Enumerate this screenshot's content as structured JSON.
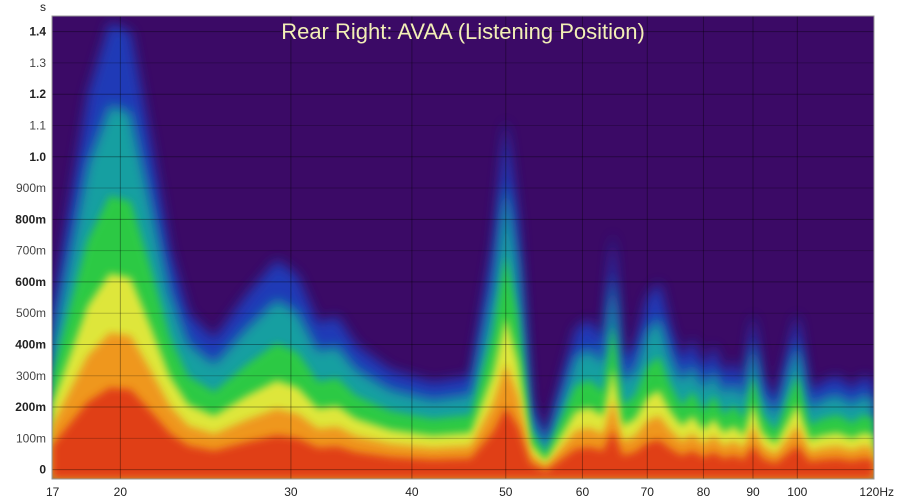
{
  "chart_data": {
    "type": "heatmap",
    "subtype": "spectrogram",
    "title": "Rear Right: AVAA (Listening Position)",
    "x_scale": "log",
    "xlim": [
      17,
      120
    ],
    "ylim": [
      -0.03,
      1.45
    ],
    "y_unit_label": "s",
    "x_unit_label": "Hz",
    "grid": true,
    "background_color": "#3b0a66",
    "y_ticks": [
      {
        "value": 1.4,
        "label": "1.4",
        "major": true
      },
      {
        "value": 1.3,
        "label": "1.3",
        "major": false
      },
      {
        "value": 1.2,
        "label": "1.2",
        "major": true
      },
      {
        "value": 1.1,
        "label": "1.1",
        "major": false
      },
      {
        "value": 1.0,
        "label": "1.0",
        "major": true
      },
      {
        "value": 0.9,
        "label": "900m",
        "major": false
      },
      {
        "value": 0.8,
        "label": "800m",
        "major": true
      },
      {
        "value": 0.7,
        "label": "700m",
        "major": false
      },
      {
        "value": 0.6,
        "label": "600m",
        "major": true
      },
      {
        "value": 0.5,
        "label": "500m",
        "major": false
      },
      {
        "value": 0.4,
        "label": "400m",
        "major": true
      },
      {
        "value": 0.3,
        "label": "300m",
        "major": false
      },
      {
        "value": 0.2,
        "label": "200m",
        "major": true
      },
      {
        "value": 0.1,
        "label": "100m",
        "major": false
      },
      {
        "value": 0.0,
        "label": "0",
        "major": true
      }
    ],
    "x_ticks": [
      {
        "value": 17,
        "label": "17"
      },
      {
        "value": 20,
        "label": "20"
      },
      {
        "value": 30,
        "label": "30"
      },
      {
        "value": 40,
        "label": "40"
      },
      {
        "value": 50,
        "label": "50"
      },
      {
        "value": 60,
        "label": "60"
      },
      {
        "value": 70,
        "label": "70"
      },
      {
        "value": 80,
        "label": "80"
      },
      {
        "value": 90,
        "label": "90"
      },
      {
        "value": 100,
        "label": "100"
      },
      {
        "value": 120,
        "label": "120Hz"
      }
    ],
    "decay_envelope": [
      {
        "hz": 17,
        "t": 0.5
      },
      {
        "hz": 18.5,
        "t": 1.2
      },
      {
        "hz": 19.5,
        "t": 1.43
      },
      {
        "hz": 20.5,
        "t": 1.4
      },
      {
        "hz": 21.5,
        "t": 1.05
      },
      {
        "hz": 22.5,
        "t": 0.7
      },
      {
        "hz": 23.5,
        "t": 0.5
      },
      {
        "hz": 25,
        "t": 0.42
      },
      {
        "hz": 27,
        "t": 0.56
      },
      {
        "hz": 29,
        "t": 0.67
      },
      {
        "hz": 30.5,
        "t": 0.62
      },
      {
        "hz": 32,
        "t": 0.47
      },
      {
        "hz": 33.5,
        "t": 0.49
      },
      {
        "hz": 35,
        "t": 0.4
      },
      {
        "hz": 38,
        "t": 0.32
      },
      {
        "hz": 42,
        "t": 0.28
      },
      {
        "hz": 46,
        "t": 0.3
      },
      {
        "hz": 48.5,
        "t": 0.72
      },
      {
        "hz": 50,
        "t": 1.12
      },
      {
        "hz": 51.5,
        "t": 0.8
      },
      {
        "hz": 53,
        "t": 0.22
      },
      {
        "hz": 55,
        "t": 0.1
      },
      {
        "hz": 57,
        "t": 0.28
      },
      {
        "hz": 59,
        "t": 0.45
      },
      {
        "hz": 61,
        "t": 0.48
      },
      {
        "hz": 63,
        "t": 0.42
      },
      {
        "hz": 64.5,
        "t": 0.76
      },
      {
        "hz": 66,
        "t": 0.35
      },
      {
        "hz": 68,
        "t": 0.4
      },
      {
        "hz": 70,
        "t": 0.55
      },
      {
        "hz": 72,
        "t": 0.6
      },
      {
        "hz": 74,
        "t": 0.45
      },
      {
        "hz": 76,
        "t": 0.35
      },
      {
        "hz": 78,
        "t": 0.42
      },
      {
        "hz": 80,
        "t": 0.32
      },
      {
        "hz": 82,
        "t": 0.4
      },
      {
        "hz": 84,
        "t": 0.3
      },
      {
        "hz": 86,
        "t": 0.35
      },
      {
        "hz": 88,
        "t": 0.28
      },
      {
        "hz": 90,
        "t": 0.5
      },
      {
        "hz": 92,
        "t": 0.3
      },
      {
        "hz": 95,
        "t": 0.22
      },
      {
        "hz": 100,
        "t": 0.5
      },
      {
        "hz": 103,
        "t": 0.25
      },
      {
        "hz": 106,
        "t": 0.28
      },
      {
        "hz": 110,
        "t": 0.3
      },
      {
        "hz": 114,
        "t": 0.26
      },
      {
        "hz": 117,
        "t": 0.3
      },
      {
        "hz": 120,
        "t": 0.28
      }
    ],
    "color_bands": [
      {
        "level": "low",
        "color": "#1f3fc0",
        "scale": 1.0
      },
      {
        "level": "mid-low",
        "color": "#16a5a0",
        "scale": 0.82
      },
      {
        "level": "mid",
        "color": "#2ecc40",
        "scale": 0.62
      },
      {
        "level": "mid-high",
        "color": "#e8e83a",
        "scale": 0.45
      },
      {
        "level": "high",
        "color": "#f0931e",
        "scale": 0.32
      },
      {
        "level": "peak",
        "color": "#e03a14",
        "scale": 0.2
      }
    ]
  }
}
◇ ◇ ◇ ◇ ◇ ◇ ◇
### THE TASK
Give back the entries verbatim. Do not include any picture.

### COMPLETE OUTPUT
Enumerate this screenshot's content as structured JSON.
{
  "chart_data": {
    "type": "heatmap",
    "subtype": "spectrogram",
    "title": "Rear Right: AVAA (Listening Position)",
    "x_scale": "log",
    "xlim": [
      17,
      120
    ],
    "ylim": [
      -0.03,
      1.45
    ],
    "y_unit_label": "s",
    "x_unit_label": "Hz",
    "grid": true,
    "background_color": "#3b0a66",
    "y_ticks": [
      {
        "value": 1.4,
        "label": "1.4",
        "major": true
      },
      {
        "value": 1.3,
        "label": "1.3",
        "major": false
      },
      {
        "value": 1.2,
        "label": "1.2",
        "major": true
      },
      {
        "value": 1.1,
        "label": "1.1",
        "major": false
      },
      {
        "value": 1.0,
        "label": "1.0",
        "major": true
      },
      {
        "value": 0.9,
        "label": "900m",
        "major": false
      },
      {
        "value": 0.8,
        "label": "800m",
        "major": true
      },
      {
        "value": 0.7,
        "label": "700m",
        "major": false
      },
      {
        "value": 0.6,
        "label": "600m",
        "major": true
      },
      {
        "value": 0.5,
        "label": "500m",
        "major": false
      },
      {
        "value": 0.4,
        "label": "400m",
        "major": true
      },
      {
        "value": 0.3,
        "label": "300m",
        "major": false
      },
      {
        "value": 0.2,
        "label": "200m",
        "major": true
      },
      {
        "value": 0.1,
        "label": "100m",
        "major": false
      },
      {
        "value": 0.0,
        "label": "0",
        "major": true
      }
    ],
    "x_ticks": [
      {
        "value": 17,
        "label": "17"
      },
      {
        "value": 20,
        "label": "20"
      },
      {
        "value": 30,
        "label": "30"
      },
      {
        "value": 40,
        "label": "40"
      },
      {
        "value": 50,
        "label": "50"
      },
      {
        "value": 60,
        "label": "60"
      },
      {
        "value": 70,
        "label": "70"
      },
      {
        "value": 80,
        "label": "80"
      },
      {
        "value": 90,
        "label": "90"
      },
      {
        "value": 100,
        "label": "100"
      },
      {
        "value": 120,
        "label": "120Hz"
      }
    ],
    "decay_envelope": [
      {
        "hz": 17,
        "t": 0.5
      },
      {
        "hz": 18.5,
        "t": 1.2
      },
      {
        "hz": 19.5,
        "t": 1.43
      },
      {
        "hz": 20.5,
        "t": 1.4
      },
      {
        "hz": 21.5,
        "t": 1.05
      },
      {
        "hz": 22.5,
        "t": 0.7
      },
      {
        "hz": 23.5,
        "t": 0.5
      },
      {
        "hz": 25,
        "t": 0.42
      },
      {
        "hz": 27,
        "t": 0.56
      },
      {
        "hz": 29,
        "t": 0.67
      },
      {
        "hz": 30.5,
        "t": 0.62
      },
      {
        "hz": 32,
        "t": 0.47
      },
      {
        "hz": 33.5,
        "t": 0.49
      },
      {
        "hz": 35,
        "t": 0.4
      },
      {
        "hz": 38,
        "t": 0.32
      },
      {
        "hz": 42,
        "t": 0.28
      },
      {
        "hz": 46,
        "t": 0.3
      },
      {
        "hz": 48.5,
        "t": 0.72
      },
      {
        "hz": 50,
        "t": 1.12
      },
      {
        "hz": 51.5,
        "t": 0.8
      },
      {
        "hz": 53,
        "t": 0.22
      },
      {
        "hz": 55,
        "t": 0.1
      },
      {
        "hz": 57,
        "t": 0.28
      },
      {
        "hz": 59,
        "t": 0.45
      },
      {
        "hz": 61,
        "t": 0.48
      },
      {
        "hz": 63,
        "t": 0.42
      },
      {
        "hz": 64.5,
        "t": 0.76
      },
      {
        "hz": 66,
        "t": 0.35
      },
      {
        "hz": 68,
        "t": 0.4
      },
      {
        "hz": 70,
        "t": 0.55
      },
      {
        "hz": 72,
        "t": 0.6
      },
      {
        "hz": 74,
        "t": 0.45
      },
      {
        "hz": 76,
        "t": 0.35
      },
      {
        "hz": 78,
        "t": 0.42
      },
      {
        "hz": 80,
        "t": 0.32
      },
      {
        "hz": 82,
        "t": 0.4
      },
      {
        "hz": 84,
        "t": 0.3
      },
      {
        "hz": 86,
        "t": 0.35
      },
      {
        "hz": 88,
        "t": 0.28
      },
      {
        "hz": 90,
        "t": 0.5
      },
      {
        "hz": 92,
        "t": 0.3
      },
      {
        "hz": 95,
        "t": 0.22
      },
      {
        "hz": 100,
        "t": 0.5
      },
      {
        "hz": 103,
        "t": 0.25
      },
      {
        "hz": 106,
        "t": 0.28
      },
      {
        "hz": 110,
        "t": 0.3
      },
      {
        "hz": 114,
        "t": 0.26
      },
      {
        "hz": 117,
        "t": 0.3
      },
      {
        "hz": 120,
        "t": 0.28
      }
    ],
    "color_bands": [
      {
        "level": "low",
        "color": "#1f3fc0",
        "scale": 1.0
      },
      {
        "level": "mid-low",
        "color": "#16a5a0",
        "scale": 0.82
      },
      {
        "level": "mid",
        "color": "#2ecc40",
        "scale": 0.62
      },
      {
        "level": "mid-high",
        "color": "#e8e83a",
        "scale": 0.45
      },
      {
        "level": "high",
        "color": "#f0931e",
        "scale": 0.32
      },
      {
        "level": "peak",
        "color": "#e03a14",
        "scale": 0.2
      }
    ]
  }
}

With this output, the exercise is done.